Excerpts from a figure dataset
* START *
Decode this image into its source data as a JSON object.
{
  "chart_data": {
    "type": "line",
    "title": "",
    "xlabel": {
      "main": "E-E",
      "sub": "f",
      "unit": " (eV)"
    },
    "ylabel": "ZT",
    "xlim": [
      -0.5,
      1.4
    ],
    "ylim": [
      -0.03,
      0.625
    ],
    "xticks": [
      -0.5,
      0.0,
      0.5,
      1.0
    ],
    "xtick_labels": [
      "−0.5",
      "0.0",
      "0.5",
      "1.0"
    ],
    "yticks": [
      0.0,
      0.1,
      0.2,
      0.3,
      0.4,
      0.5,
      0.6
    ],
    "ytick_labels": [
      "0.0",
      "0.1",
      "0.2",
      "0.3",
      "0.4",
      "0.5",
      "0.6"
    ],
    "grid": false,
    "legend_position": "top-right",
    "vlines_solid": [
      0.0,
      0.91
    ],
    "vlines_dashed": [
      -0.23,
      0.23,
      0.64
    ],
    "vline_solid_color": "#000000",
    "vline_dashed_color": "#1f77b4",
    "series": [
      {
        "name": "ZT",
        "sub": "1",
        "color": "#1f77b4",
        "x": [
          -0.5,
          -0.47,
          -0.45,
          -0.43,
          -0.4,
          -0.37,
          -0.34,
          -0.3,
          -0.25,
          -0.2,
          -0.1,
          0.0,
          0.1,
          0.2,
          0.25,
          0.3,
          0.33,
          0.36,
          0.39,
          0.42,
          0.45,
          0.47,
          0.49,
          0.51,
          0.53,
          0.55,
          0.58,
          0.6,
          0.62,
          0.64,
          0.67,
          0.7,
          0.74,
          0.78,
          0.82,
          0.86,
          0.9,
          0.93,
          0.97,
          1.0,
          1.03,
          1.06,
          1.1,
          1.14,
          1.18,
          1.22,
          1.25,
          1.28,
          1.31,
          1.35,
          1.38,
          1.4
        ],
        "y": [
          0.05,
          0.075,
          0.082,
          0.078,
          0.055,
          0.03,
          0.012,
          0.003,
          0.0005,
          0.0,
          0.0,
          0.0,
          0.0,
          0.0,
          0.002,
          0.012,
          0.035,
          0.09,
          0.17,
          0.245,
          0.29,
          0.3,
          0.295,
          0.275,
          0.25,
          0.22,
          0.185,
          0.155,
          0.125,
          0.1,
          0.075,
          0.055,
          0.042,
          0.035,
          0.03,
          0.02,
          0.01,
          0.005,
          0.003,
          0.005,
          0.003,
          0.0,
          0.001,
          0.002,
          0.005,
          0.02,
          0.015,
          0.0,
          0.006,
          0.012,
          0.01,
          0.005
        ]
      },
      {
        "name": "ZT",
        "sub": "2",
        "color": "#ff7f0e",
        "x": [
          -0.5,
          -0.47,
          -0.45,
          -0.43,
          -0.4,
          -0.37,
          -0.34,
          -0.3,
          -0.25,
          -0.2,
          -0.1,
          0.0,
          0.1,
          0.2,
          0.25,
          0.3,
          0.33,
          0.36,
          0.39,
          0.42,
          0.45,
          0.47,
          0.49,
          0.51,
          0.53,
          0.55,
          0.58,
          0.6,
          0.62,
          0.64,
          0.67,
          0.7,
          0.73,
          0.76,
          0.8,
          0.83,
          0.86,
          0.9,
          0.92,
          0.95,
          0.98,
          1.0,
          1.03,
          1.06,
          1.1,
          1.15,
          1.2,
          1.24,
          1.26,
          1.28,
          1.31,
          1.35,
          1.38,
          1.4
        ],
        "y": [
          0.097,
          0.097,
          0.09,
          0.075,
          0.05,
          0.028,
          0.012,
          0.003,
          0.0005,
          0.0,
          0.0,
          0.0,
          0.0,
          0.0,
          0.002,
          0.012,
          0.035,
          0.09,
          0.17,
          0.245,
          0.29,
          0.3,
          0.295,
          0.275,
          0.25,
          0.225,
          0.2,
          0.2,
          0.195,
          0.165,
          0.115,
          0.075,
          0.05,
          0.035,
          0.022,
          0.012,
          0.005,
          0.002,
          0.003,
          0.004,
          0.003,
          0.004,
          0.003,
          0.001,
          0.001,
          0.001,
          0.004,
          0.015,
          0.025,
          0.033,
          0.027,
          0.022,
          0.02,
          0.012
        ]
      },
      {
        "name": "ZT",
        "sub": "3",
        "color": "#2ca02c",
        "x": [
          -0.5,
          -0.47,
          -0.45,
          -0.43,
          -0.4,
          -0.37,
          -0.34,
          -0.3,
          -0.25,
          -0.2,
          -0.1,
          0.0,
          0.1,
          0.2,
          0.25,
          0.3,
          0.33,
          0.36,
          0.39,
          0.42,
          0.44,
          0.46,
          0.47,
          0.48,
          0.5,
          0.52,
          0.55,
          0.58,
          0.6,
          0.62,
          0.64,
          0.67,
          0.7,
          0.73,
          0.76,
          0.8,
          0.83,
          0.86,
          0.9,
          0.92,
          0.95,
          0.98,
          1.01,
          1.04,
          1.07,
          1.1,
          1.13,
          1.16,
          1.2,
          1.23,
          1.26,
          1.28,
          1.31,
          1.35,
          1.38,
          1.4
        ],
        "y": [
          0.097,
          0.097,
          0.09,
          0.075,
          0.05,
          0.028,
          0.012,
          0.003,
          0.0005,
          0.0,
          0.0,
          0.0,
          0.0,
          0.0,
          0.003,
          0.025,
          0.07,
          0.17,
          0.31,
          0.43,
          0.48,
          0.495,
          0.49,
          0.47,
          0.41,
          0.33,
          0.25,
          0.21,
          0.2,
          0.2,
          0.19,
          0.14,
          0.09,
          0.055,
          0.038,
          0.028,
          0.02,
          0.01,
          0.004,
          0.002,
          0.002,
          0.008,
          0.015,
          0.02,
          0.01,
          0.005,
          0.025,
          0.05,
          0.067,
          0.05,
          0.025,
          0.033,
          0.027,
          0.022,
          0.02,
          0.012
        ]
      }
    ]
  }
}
* END *
**Set task**. Give the listing above again, word for word.

**Finished answer**.
Decode this image into its source data as a JSON object.
{
  "chart_data": {
    "type": "line",
    "title": "",
    "xlabel": {
      "main": "E-E",
      "sub": "f",
      "unit": " (eV)"
    },
    "ylabel": "ZT",
    "xlim": [
      -0.5,
      1.4
    ],
    "ylim": [
      -0.03,
      0.625
    ],
    "xticks": [
      -0.5,
      0.0,
      0.5,
      1.0
    ],
    "xtick_labels": [
      "−0.5",
      "0.0",
      "0.5",
      "1.0"
    ],
    "yticks": [
      0.0,
      0.1,
      0.2,
      0.3,
      0.4,
      0.5,
      0.6
    ],
    "ytick_labels": [
      "0.0",
      "0.1",
      "0.2",
      "0.3",
      "0.4",
      "0.5",
      "0.6"
    ],
    "grid": false,
    "legend_position": "top-right",
    "vlines_solid": [
      0.0,
      0.91
    ],
    "vlines_dashed": [
      -0.23,
      0.23,
      0.64
    ],
    "vline_solid_color": "#000000",
    "vline_dashed_color": "#1f77b4",
    "series": [
      {
        "name": "ZT",
        "sub": "1",
        "color": "#1f77b4",
        "x": [
          -0.5,
          -0.47,
          -0.45,
          -0.43,
          -0.4,
          -0.37,
          -0.34,
          -0.3,
          -0.25,
          -0.2,
          -0.1,
          0.0,
          0.1,
          0.2,
          0.25,
          0.3,
          0.33,
          0.36,
          0.39,
          0.42,
          0.45,
          0.47,
          0.49,
          0.51,
          0.53,
          0.55,
          0.58,
          0.6,
          0.62,
          0.64,
          0.67,
          0.7,
          0.74,
          0.78,
          0.82,
          0.86,
          0.9,
          0.93,
          0.97,
          1.0,
          1.03,
          1.06,
          1.1,
          1.14,
          1.18,
          1.22,
          1.25,
          1.28,
          1.31,
          1.35,
          1.38,
          1.4
        ],
        "y": [
          0.05,
          0.075,
          0.082,
          0.078,
          0.055,
          0.03,
          0.012,
          0.003,
          0.0005,
          0.0,
          0.0,
          0.0,
          0.0,
          0.0,
          0.002,
          0.012,
          0.035,
          0.09,
          0.17,
          0.245,
          0.29,
          0.3,
          0.295,
          0.275,
          0.25,
          0.22,
          0.185,
          0.155,
          0.125,
          0.1,
          0.075,
          0.055,
          0.042,
          0.035,
          0.03,
          0.02,
          0.01,
          0.005,
          0.003,
          0.005,
          0.003,
          0.0,
          0.001,
          0.002,
          0.005,
          0.02,
          0.015,
          0.0,
          0.006,
          0.012,
          0.01,
          0.005
        ]
      },
      {
        "name": "ZT",
        "sub": "2",
        "color": "#ff7f0e",
        "x": [
          -0.5,
          -0.47,
          -0.45,
          -0.43,
          -0.4,
          -0.37,
          -0.34,
          -0.3,
          -0.25,
          -0.2,
          -0.1,
          0.0,
          0.1,
          0.2,
          0.25,
          0.3,
          0.33,
          0.36,
          0.39,
          0.42,
          0.45,
          0.47,
          0.49,
          0.51,
          0.53,
          0.55,
          0.58,
          0.6,
          0.62,
          0.64,
          0.67,
          0.7,
          0.73,
          0.76,
          0.8,
          0.83,
          0.86,
          0.9,
          0.92,
          0.95,
          0.98,
          1.0,
          1.03,
          1.06,
          1.1,
          1.15,
          1.2,
          1.24,
          1.26,
          1.28,
          1.31,
          1.35,
          1.38,
          1.4
        ],
        "y": [
          0.097,
          0.097,
          0.09,
          0.075,
          0.05,
          0.028,
          0.012,
          0.003,
          0.0005,
          0.0,
          0.0,
          0.0,
          0.0,
          0.0,
          0.002,
          0.012,
          0.035,
          0.09,
          0.17,
          0.245,
          0.29,
          0.3,
          0.295,
          0.275,
          0.25,
          0.225,
          0.2,
          0.2,
          0.195,
          0.165,
          0.115,
          0.075,
          0.05,
          0.035,
          0.022,
          0.012,
          0.005,
          0.002,
          0.003,
          0.004,
          0.003,
          0.004,
          0.003,
          0.001,
          0.001,
          0.001,
          0.004,
          0.015,
          0.025,
          0.033,
          0.027,
          0.022,
          0.02,
          0.012
        ]
      },
      {
        "name": "ZT",
        "sub": "3",
        "color": "#2ca02c",
        "x": [
          -0.5,
          -0.47,
          -0.45,
          -0.43,
          -0.4,
          -0.37,
          -0.34,
          -0.3,
          -0.25,
          -0.2,
          -0.1,
          0.0,
          0.1,
          0.2,
          0.25,
          0.3,
          0.33,
          0.36,
          0.39,
          0.42,
          0.44,
          0.46,
          0.47,
          0.48,
          0.5,
          0.52,
          0.55,
          0.58,
          0.6,
          0.62,
          0.64,
          0.67,
          0.7,
          0.73,
          0.76,
          0.8,
          0.83,
          0.86,
          0.9,
          0.92,
          0.95,
          0.98,
          1.01,
          1.04,
          1.07,
          1.1,
          1.13,
          1.16,
          1.2,
          1.23,
          1.26,
          1.28,
          1.31,
          1.35,
          1.38,
          1.4
        ],
        "y": [
          0.097,
          0.097,
          0.09,
          0.075,
          0.05,
          0.028,
          0.012,
          0.003,
          0.0005,
          0.0,
          0.0,
          0.0,
          0.0,
          0.0,
          0.003,
          0.025,
          0.07,
          0.17,
          0.31,
          0.43,
          0.48,
          0.495,
          0.49,
          0.47,
          0.41,
          0.33,
          0.25,
          0.21,
          0.2,
          0.2,
          0.19,
          0.14,
          0.09,
          0.055,
          0.038,
          0.028,
          0.02,
          0.01,
          0.004,
          0.002,
          0.002,
          0.008,
          0.015,
          0.02,
          0.01,
          0.005,
          0.025,
          0.05,
          0.067,
          0.05,
          0.025,
          0.033,
          0.027,
          0.022,
          0.02,
          0.012
        ]
      }
    ]
  }
}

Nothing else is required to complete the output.